=== Provided data ===

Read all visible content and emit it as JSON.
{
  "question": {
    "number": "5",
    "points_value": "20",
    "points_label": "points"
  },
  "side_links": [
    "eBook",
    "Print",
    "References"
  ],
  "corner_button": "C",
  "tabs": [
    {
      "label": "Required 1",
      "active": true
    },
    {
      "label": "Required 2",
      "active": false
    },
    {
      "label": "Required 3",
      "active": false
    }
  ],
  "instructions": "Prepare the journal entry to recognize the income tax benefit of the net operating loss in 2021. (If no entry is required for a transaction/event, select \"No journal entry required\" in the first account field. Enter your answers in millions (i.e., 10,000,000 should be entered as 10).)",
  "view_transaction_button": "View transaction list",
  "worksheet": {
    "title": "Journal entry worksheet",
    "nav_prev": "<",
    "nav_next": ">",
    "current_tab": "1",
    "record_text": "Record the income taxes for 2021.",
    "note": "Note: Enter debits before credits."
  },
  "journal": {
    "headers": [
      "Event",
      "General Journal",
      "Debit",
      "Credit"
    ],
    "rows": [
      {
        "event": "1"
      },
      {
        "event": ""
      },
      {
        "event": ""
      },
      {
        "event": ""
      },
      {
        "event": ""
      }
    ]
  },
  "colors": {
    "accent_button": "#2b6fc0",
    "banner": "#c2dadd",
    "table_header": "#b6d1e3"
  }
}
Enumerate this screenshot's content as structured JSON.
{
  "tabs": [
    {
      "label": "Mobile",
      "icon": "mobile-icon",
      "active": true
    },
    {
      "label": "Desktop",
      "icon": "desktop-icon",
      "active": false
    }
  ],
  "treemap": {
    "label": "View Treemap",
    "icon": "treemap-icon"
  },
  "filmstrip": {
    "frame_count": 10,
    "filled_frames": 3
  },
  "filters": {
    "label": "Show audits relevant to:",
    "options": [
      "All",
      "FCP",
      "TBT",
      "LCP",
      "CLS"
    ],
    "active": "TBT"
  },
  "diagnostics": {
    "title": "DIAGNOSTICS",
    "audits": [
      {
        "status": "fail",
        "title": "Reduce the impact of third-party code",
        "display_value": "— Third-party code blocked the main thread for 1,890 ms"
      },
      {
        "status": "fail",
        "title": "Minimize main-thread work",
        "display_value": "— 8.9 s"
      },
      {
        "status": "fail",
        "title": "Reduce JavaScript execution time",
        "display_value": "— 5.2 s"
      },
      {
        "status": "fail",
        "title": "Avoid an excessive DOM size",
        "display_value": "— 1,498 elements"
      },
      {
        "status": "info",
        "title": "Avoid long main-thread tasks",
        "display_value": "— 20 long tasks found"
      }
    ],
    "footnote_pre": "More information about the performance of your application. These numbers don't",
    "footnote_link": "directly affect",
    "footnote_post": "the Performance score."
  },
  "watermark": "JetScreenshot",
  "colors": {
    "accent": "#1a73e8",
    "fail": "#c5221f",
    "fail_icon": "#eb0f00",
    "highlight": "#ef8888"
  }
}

===

What needs to be done:
Recopy the entries above exactly, with every line included.

Solution to this problem:
Read all visible content and emit it as JSON.
{
  "question": {
    "number": "5",
    "points_value": "20",
    "points_label": "points"
  },
  "side_links": [
    "eBook",
    "Print",
    "References"
  ],
  "corner_button": "C",
  "tabs": [
    {
      "label": "Required 1",
      "active": true
    },
    {
      "label": "Required 2",
      "active": false
    },
    {
      "label": "Required 3",
      "active": false
    }
  ],
  "instructions": "Prepare the journal entry to recognize the income tax benefit of the net operating loss in 2021. (If no entry is required for a transaction/event, select \"No journal entry required\" in the first account field. Enter your answers in millions (i.e., 10,000,000 should be entered as 10).)",
  "view_transaction_button": "View transaction list",
  "worksheet": {
    "title": "Journal entry worksheet",
    "nav_prev": "<",
    "nav_next": ">",
    "current_tab": "1",
    "record_text": "Record the income taxes for 2021.",
    "note": "Note: Enter debits before credits."
  },
  "journal": {
    "headers": [
      "Event",
      "General Journal",
      "Debit",
      "Credit"
    ],
    "rows": [
      {
        "event": "1"
      },
      {
        "event": ""
      },
      {
        "event": ""
      },
      {
        "event": ""
      },
      {
        "event": ""
      }
    ]
  },
  "colors": {
    "accent_button": "#2b6fc0",
    "banner": "#c2dadd",
    "table_header": "#b6d1e3"
  }
}
Enumerate this screenshot's content as structured JSON.
{
  "tabs": [
    {
      "label": "Mobile",
      "icon": "mobile-icon",
      "active": true
    },
    {
      "label": "Desktop",
      "icon": "desktop-icon",
      "active": false
    }
  ],
  "treemap": {
    "label": "View Treemap",
    "icon": "treemap-icon"
  },
  "filmstrip": {
    "frame_count": 10,
    "filled_frames": 3
  },
  "filters": {
    "label": "Show audits relevant to:",
    "options": [
      "All",
      "FCP",
      "TBT",
      "LCP",
      "CLS"
    ],
    "active": "TBT"
  },
  "diagnostics": {
    "title": "DIAGNOSTICS",
    "audits": [
      {
        "status": "fail",
        "title": "Reduce the impact of third-party code",
        "display_value": "— Third-party code blocked the main thread for 1,890 ms"
      },
      {
        "status": "fail",
        "title": "Minimize main-thread work",
        "display_value": "— 8.9 s"
      },
      {
        "status": "fail",
        "title": "Reduce JavaScript execution time",
        "display_value": "— 5.2 s"
      },
      {
        "status": "fail",
        "title": "Avoid an excessive DOM size",
        "display_value": "— 1,498 elements"
      },
      {
        "status": "info",
        "title": "Avoid long main-thread tasks",
        "display_value": "— 20 long tasks found"
      }
    ],
    "footnote_pre": "More information about the performance of your application. These numbers don't",
    "footnote_link": "directly affect",
    "footnote_post": "the Performance score."
  },
  "watermark": "JetScreenshot",
  "colors": {
    "accent": "#1a73e8",
    "fail": "#c5221f",
    "fail_icon": "#eb0f00",
    "highlight": "#ef8888"
  }
}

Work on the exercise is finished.